:: Instructions to follow ::
Return all of the data exactly as given.
++++ Entries provided
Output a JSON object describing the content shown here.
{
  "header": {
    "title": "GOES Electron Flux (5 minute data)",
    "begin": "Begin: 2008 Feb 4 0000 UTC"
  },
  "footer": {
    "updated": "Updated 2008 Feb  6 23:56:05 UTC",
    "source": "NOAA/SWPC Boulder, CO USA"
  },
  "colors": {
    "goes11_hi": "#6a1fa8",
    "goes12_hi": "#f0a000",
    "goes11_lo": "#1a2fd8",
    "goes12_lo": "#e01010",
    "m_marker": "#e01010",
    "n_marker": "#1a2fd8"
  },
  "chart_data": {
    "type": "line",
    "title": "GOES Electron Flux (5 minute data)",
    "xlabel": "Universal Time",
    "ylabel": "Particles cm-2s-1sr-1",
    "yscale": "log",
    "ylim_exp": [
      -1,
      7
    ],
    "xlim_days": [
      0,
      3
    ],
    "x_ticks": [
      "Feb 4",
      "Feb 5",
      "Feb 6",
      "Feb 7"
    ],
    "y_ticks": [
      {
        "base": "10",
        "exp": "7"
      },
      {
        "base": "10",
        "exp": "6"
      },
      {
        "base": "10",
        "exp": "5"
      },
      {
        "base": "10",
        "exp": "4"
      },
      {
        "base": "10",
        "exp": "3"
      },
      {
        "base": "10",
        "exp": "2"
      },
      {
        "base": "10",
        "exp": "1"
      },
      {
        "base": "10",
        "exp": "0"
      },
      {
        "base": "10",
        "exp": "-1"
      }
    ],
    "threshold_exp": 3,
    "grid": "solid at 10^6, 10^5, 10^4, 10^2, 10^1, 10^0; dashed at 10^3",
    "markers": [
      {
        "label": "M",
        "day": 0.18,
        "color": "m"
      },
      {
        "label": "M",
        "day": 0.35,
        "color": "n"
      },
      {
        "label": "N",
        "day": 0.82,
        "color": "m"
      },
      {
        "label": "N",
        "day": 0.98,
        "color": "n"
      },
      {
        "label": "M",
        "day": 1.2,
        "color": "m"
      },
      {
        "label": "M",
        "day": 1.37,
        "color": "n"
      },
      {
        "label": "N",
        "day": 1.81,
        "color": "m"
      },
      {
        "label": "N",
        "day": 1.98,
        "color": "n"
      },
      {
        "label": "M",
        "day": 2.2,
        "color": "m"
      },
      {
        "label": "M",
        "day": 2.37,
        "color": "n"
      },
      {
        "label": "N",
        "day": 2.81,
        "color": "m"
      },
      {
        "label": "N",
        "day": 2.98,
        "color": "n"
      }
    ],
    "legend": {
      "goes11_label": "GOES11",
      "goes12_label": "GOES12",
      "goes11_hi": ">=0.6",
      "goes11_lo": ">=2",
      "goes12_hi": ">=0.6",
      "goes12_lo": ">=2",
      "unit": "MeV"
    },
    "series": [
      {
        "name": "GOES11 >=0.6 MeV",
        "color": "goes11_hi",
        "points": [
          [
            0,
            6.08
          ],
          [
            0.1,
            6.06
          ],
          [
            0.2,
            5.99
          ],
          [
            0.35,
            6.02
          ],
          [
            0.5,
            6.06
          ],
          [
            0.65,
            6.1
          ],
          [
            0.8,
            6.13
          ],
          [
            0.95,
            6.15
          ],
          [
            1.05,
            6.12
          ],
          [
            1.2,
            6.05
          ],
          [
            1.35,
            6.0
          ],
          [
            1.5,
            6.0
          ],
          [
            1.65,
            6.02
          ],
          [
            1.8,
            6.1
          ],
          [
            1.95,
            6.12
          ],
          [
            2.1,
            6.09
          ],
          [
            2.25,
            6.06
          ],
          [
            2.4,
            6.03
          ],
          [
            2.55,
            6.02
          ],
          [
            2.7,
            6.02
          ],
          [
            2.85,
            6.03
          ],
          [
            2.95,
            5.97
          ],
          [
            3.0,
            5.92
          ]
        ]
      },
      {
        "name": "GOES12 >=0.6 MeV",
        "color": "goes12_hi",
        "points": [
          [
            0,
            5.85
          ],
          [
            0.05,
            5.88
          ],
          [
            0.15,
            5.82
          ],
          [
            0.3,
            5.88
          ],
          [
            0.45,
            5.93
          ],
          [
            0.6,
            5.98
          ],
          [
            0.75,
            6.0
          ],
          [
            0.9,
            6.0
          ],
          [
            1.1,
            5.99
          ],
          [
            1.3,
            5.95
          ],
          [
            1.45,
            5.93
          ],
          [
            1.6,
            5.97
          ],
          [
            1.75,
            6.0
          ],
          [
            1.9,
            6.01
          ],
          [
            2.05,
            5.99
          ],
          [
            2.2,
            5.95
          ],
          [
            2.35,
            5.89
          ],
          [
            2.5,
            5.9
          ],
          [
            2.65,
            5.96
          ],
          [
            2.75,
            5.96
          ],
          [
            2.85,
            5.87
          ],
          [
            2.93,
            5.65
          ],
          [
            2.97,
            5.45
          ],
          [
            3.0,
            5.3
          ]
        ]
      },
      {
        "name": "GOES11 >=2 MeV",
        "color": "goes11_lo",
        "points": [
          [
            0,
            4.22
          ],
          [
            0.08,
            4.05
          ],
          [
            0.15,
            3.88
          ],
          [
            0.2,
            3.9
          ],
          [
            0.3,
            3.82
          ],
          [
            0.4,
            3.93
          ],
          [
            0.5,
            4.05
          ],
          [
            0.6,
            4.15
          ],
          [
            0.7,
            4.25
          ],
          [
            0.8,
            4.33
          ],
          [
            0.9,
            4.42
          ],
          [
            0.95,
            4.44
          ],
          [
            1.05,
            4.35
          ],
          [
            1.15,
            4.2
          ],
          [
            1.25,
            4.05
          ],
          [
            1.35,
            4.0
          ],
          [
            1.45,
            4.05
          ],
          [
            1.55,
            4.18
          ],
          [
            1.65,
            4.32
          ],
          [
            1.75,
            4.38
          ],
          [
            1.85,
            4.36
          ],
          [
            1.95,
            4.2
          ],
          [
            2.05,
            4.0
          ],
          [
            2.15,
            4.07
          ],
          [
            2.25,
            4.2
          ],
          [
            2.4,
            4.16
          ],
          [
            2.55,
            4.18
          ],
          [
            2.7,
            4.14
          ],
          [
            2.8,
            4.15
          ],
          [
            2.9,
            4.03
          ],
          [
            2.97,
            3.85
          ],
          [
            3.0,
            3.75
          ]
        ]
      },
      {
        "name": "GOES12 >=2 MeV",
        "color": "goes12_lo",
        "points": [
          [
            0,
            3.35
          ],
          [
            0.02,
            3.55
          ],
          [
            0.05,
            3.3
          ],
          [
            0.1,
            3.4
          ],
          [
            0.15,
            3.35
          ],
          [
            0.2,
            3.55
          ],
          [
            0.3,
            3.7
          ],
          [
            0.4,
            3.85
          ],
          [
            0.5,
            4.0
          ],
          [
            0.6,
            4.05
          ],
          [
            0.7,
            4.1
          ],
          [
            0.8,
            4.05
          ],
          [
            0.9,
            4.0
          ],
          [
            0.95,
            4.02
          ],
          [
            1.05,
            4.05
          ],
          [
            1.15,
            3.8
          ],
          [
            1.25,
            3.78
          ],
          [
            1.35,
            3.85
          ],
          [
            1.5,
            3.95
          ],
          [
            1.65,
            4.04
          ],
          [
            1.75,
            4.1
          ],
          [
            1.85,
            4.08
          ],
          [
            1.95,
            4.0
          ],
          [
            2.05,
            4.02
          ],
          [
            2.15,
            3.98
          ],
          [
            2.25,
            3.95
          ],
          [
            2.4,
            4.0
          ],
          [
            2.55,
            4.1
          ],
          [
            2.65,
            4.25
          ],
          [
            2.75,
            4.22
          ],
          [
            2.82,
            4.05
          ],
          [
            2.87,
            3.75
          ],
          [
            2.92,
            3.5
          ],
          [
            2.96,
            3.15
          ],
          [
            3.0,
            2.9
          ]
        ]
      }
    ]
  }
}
++++++++
:: Exercise result ::
Output a JSON object describing the content shown here.
{
  "header": {
    "title": "GOES Electron Flux (5 minute data)",
    "begin": "Begin: 2008 Feb 4 0000 UTC"
  },
  "footer": {
    "updated": "Updated 2008 Feb  6 23:56:05 UTC",
    "source": "NOAA/SWPC Boulder, CO USA"
  },
  "colors": {
    "goes11_hi": "#6a1fa8",
    "goes12_hi": "#f0a000",
    "goes11_lo": "#1a2fd8",
    "goes12_lo": "#e01010",
    "m_marker": "#e01010",
    "n_marker": "#1a2fd8"
  },
  "chart_data": {
    "type": "line",
    "title": "GOES Electron Flux (5 minute data)",
    "xlabel": "Universal Time",
    "ylabel": "Particles cm-2s-1sr-1",
    "yscale": "log",
    "ylim_exp": [
      -1,
      7
    ],
    "xlim_days": [
      0,
      3
    ],
    "x_ticks": [
      "Feb 4",
      "Feb 5",
      "Feb 6",
      "Feb 7"
    ],
    "y_ticks": [
      {
        "base": "10",
        "exp": "7"
      },
      {
        "base": "10",
        "exp": "6"
      },
      {
        "base": "10",
        "exp": "5"
      },
      {
        "base": "10",
        "exp": "4"
      },
      {
        "base": "10",
        "exp": "3"
      },
      {
        "base": "10",
        "exp": "2"
      },
      {
        "base": "10",
        "exp": "1"
      },
      {
        "base": "10",
        "exp": "0"
      },
      {
        "base": "10",
        "exp": "-1"
      }
    ],
    "threshold_exp": 3,
    "grid": "solid at 10^6, 10^5, 10^4, 10^2, 10^1, 10^0; dashed at 10^3",
    "markers": [
      {
        "label": "M",
        "day": 0.18,
        "color": "m"
      },
      {
        "label": "M",
        "day": 0.35,
        "color": "n"
      },
      {
        "label": "N",
        "day": 0.82,
        "color": "m"
      },
      {
        "label": "N",
        "day": 0.98,
        "color": "n"
      },
      {
        "label": "M",
        "day": 1.2,
        "color": "m"
      },
      {
        "label": "M",
        "day": 1.37,
        "color": "n"
      },
      {
        "label": "N",
        "day": 1.81,
        "color": "m"
      },
      {
        "label": "N",
        "day": 1.98,
        "color": "n"
      },
      {
        "label": "M",
        "day": 2.2,
        "color": "m"
      },
      {
        "label": "M",
        "day": 2.37,
        "color": "n"
      },
      {
        "label": "N",
        "day": 2.81,
        "color": "m"
      },
      {
        "label": "N",
        "day": 2.98,
        "color": "n"
      }
    ],
    "legend": {
      "goes11_label": "GOES11",
      "goes12_label": "GOES12",
      "goes11_hi": ">=0.6",
      "goes11_lo": ">=2",
      "goes12_hi": ">=0.6",
      "goes12_lo": ">=2",
      "unit": "MeV"
    },
    "series": [
      {
        "name": "GOES11 >=0.6 MeV",
        "color": "goes11_hi",
        "points": [
          [
            0,
            6.08
          ],
          [
            0.1,
            6.06
          ],
          [
            0.2,
            5.99
          ],
          [
            0.35,
            6.02
          ],
          [
            0.5,
            6.06
          ],
          [
            0.65,
            6.1
          ],
          [
            0.8,
            6.13
          ],
          [
            0.95,
            6.15
          ],
          [
            1.05,
            6.12
          ],
          [
            1.2,
            6.05
          ],
          [
            1.35,
            6.0
          ],
          [
            1.5,
            6.0
          ],
          [
            1.65,
            6.02
          ],
          [
            1.8,
            6.1
          ],
          [
            1.95,
            6.12
          ],
          [
            2.1,
            6.09
          ],
          [
            2.25,
            6.06
          ],
          [
            2.4,
            6.03
          ],
          [
            2.55,
            6.02
          ],
          [
            2.7,
            6.02
          ],
          [
            2.85,
            6.03
          ],
          [
            2.95,
            5.97
          ],
          [
            3.0,
            5.92
          ]
        ]
      },
      {
        "name": "GOES12 >=0.6 MeV",
        "color": "goes12_hi",
        "points": [
          [
            0,
            5.85
          ],
          [
            0.05,
            5.88
          ],
          [
            0.15,
            5.82
          ],
          [
            0.3,
            5.88
          ],
          [
            0.45,
            5.93
          ],
          [
            0.6,
            5.98
          ],
          [
            0.75,
            6.0
          ],
          [
            0.9,
            6.0
          ],
          [
            1.1,
            5.99
          ],
          [
            1.3,
            5.95
          ],
          [
            1.45,
            5.93
          ],
          [
            1.6,
            5.97
          ],
          [
            1.75,
            6.0
          ],
          [
            1.9,
            6.01
          ],
          [
            2.05,
            5.99
          ],
          [
            2.2,
            5.95
          ],
          [
            2.35,
            5.89
          ],
          [
            2.5,
            5.9
          ],
          [
            2.65,
            5.96
          ],
          [
            2.75,
            5.96
          ],
          [
            2.85,
            5.87
          ],
          [
            2.93,
            5.65
          ],
          [
            2.97,
            5.45
          ],
          [
            3.0,
            5.3
          ]
        ]
      },
      {
        "name": "GOES11 >=2 MeV",
        "color": "goes11_lo",
        "points": [
          [
            0,
            4.22
          ],
          [
            0.08,
            4.05
          ],
          [
            0.15,
            3.88
          ],
          [
            0.2,
            3.9
          ],
          [
            0.3,
            3.82
          ],
          [
            0.4,
            3.93
          ],
          [
            0.5,
            4.05
          ],
          [
            0.6,
            4.15
          ],
          [
            0.7,
            4.25
          ],
          [
            0.8,
            4.33
          ],
          [
            0.9,
            4.42
          ],
          [
            0.95,
            4.44
          ],
          [
            1.05,
            4.35
          ],
          [
            1.15,
            4.2
          ],
          [
            1.25,
            4.05
          ],
          [
            1.35,
            4.0
          ],
          [
            1.45,
            4.05
          ],
          [
            1.55,
            4.18
          ],
          [
            1.65,
            4.32
          ],
          [
            1.75,
            4.38
          ],
          [
            1.85,
            4.36
          ],
          [
            1.95,
            4.2
          ],
          [
            2.05,
            4.0
          ],
          [
            2.15,
            4.07
          ],
          [
            2.25,
            4.2
          ],
          [
            2.4,
            4.16
          ],
          [
            2.55,
            4.18
          ],
          [
            2.7,
            4.14
          ],
          [
            2.8,
            4.15
          ],
          [
            2.9,
            4.03
          ],
          [
            2.97,
            3.85
          ],
          [
            3.0,
            3.75
          ]
        ]
      },
      {
        "name": "GOES12 >=2 MeV",
        "color": "goes12_lo",
        "points": [
          [
            0,
            3.35
          ],
          [
            0.02,
            3.55
          ],
          [
            0.05,
            3.3
          ],
          [
            0.1,
            3.4
          ],
          [
            0.15,
            3.35
          ],
          [
            0.2,
            3.55
          ],
          [
            0.3,
            3.7
          ],
          [
            0.4,
            3.85
          ],
          [
            0.5,
            4.0
          ],
          [
            0.6,
            4.05
          ],
          [
            0.7,
            4.1
          ],
          [
            0.8,
            4.05
          ],
          [
            0.9,
            4.0
          ],
          [
            0.95,
            4.02
          ],
          [
            1.05,
            4.05
          ],
          [
            1.15,
            3.8
          ],
          [
            1.25,
            3.78
          ],
          [
            1.35,
            3.85
          ],
          [
            1.5,
            3.95
          ],
          [
            1.65,
            4.04
          ],
          [
            1.75,
            4.1
          ],
          [
            1.85,
            4.08
          ],
          [
            1.95,
            4.0
          ],
          [
            2.05,
            4.02
          ],
          [
            2.15,
            3.98
          ],
          [
            2.25,
            3.95
          ],
          [
            2.4,
            4.0
          ],
          [
            2.55,
            4.1
          ],
          [
            2.65,
            4.25
          ],
          [
            2.75,
            4.22
          ],
          [
            2.82,
            4.05
          ],
          [
            2.87,
            3.75
          ],
          [
            2.92,
            3.5
          ],
          [
            2.96,
            3.15
          ],
          [
            3.0,
            2.9
          ]
        ]
      }
    ]
  }
}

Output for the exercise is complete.